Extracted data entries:
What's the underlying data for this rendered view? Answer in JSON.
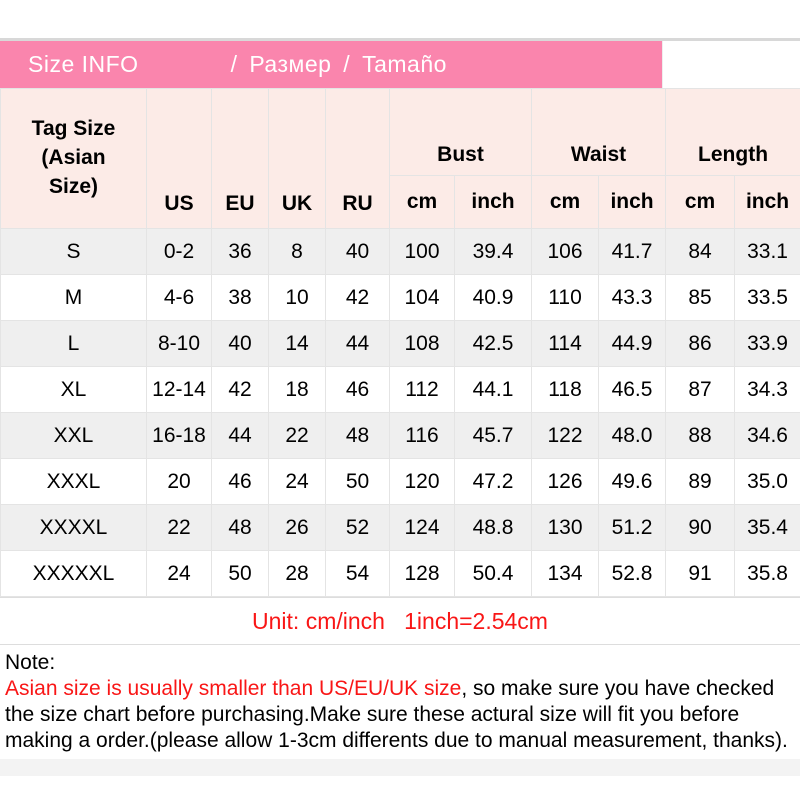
{
  "colors": {
    "pink": "#fa85ad",
    "header_pink": "#fcebe7",
    "row_alt": "#efefef",
    "border": "#e4e4e4",
    "top_line": "#d8d8d8",
    "red": "#f91616",
    "footer_strip": "#f3f3f3",
    "text": "#000000"
  },
  "header": {
    "title_left": "Size INFO",
    "title_right": "/ Размер / Tamaño"
  },
  "table": {
    "headers": {
      "tag_size": "Tag Size\n(Asian\nSize)",
      "us": "US",
      "eu": "EU",
      "uk": "UK",
      "ru": "RU",
      "bust": "Bust",
      "waist": "Waist",
      "length": "Length",
      "cm": "cm",
      "inch": "inch"
    }
  },
  "chart_data": {
    "type": "table",
    "title": "Size INFO / Размер / Tamaño",
    "columns": [
      "Tag Size (Asian Size)",
      "US",
      "EU",
      "UK",
      "RU",
      "Bust cm",
      "Bust inch",
      "Waist cm",
      "Waist inch",
      "Length cm",
      "Length inch"
    ],
    "rows": [
      [
        "S",
        "0-2",
        "36",
        "8",
        "40",
        "100",
        "39.4",
        "106",
        "41.7",
        "84",
        "33.1"
      ],
      [
        "M",
        "4-6",
        "38",
        "10",
        "42",
        "104",
        "40.9",
        "110",
        "43.3",
        "85",
        "33.5"
      ],
      [
        "L",
        "8-10",
        "40",
        "14",
        "44",
        "108",
        "42.5",
        "114",
        "44.9",
        "86",
        "33.9"
      ],
      [
        "XL",
        "12-14",
        "42",
        "18",
        "46",
        "112",
        "44.1",
        "118",
        "46.5",
        "87",
        "34.3"
      ],
      [
        "XXL",
        "16-18",
        "44",
        "22",
        "48",
        "116",
        "45.7",
        "122",
        "48.0",
        "88",
        "34.6"
      ],
      [
        "XXXL",
        "20",
        "46",
        "24",
        "50",
        "120",
        "47.2",
        "126",
        "49.6",
        "89",
        "35.0"
      ],
      [
        "XXXXL",
        "22",
        "48",
        "26",
        "52",
        "124",
        "48.8",
        "130",
        "51.2",
        "90",
        "35.4"
      ],
      [
        "XXXXXL",
        "24",
        "50",
        "28",
        "54",
        "128",
        "50.4",
        "134",
        "52.8",
        "91",
        "35.8"
      ]
    ],
    "unit": "Unit: cm/inch 1inch=2.54cm"
  },
  "unit_note": "Unit: cm/inch   1inch=2.54cm",
  "note": {
    "label": "Note:",
    "red_part": "Asian size is usually smaller than US/EU/UK size",
    "black_part": ", so make sure you have checked the size chart before purchasing.Make sure these actural size will fit you before making a order.(please allow 1-3cm differents due to manual measurement, thanks)."
  }
}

DIRECTIONS FOR THIS TASK
Write out each line of the data exactly; the images should be left out.

RESPONSE TO THIS TASK
What's the underlying data for this rendered view? Answer in JSON.
{
  "colors": {
    "pink": "#fa85ad",
    "header_pink": "#fcebe7",
    "row_alt": "#efefef",
    "border": "#e4e4e4",
    "top_line": "#d8d8d8",
    "red": "#f91616",
    "footer_strip": "#f3f3f3",
    "text": "#000000"
  },
  "header": {
    "title_left": "Size INFO",
    "title_right": "/ Размер / Tamaño"
  },
  "table": {
    "headers": {
      "tag_size": "Tag Size\n(Asian\nSize)",
      "us": "US",
      "eu": "EU",
      "uk": "UK",
      "ru": "RU",
      "bust": "Bust",
      "waist": "Waist",
      "length": "Length",
      "cm": "cm",
      "inch": "inch"
    }
  },
  "chart_data": {
    "type": "table",
    "title": "Size INFO / Размер / Tamaño",
    "columns": [
      "Tag Size (Asian Size)",
      "US",
      "EU",
      "UK",
      "RU",
      "Bust cm",
      "Bust inch",
      "Waist cm",
      "Waist inch",
      "Length cm",
      "Length inch"
    ],
    "rows": [
      [
        "S",
        "0-2",
        "36",
        "8",
        "40",
        "100",
        "39.4",
        "106",
        "41.7",
        "84",
        "33.1"
      ],
      [
        "M",
        "4-6",
        "38",
        "10",
        "42",
        "104",
        "40.9",
        "110",
        "43.3",
        "85",
        "33.5"
      ],
      [
        "L",
        "8-10",
        "40",
        "14",
        "44",
        "108",
        "42.5",
        "114",
        "44.9",
        "86",
        "33.9"
      ],
      [
        "XL",
        "12-14",
        "42",
        "18",
        "46",
        "112",
        "44.1",
        "118",
        "46.5",
        "87",
        "34.3"
      ],
      [
        "XXL",
        "16-18",
        "44",
        "22",
        "48",
        "116",
        "45.7",
        "122",
        "48.0",
        "88",
        "34.6"
      ],
      [
        "XXXL",
        "20",
        "46",
        "24",
        "50",
        "120",
        "47.2",
        "126",
        "49.6",
        "89",
        "35.0"
      ],
      [
        "XXXXL",
        "22",
        "48",
        "26",
        "52",
        "124",
        "48.8",
        "130",
        "51.2",
        "90",
        "35.4"
      ],
      [
        "XXXXXL",
        "24",
        "50",
        "28",
        "54",
        "128",
        "50.4",
        "134",
        "52.8",
        "91",
        "35.8"
      ]
    ],
    "unit": "Unit: cm/inch 1inch=2.54cm"
  },
  "unit_note": "Unit: cm/inch   1inch=2.54cm",
  "note": {
    "label": "Note:",
    "red_part": "Asian size is usually smaller than US/EU/UK size",
    "black_part": ", so make sure you have checked the size chart before purchasing.Make sure these actural size will fit you before making a order.(please allow 1-3cm differents due to manual measurement, thanks)."
  }
}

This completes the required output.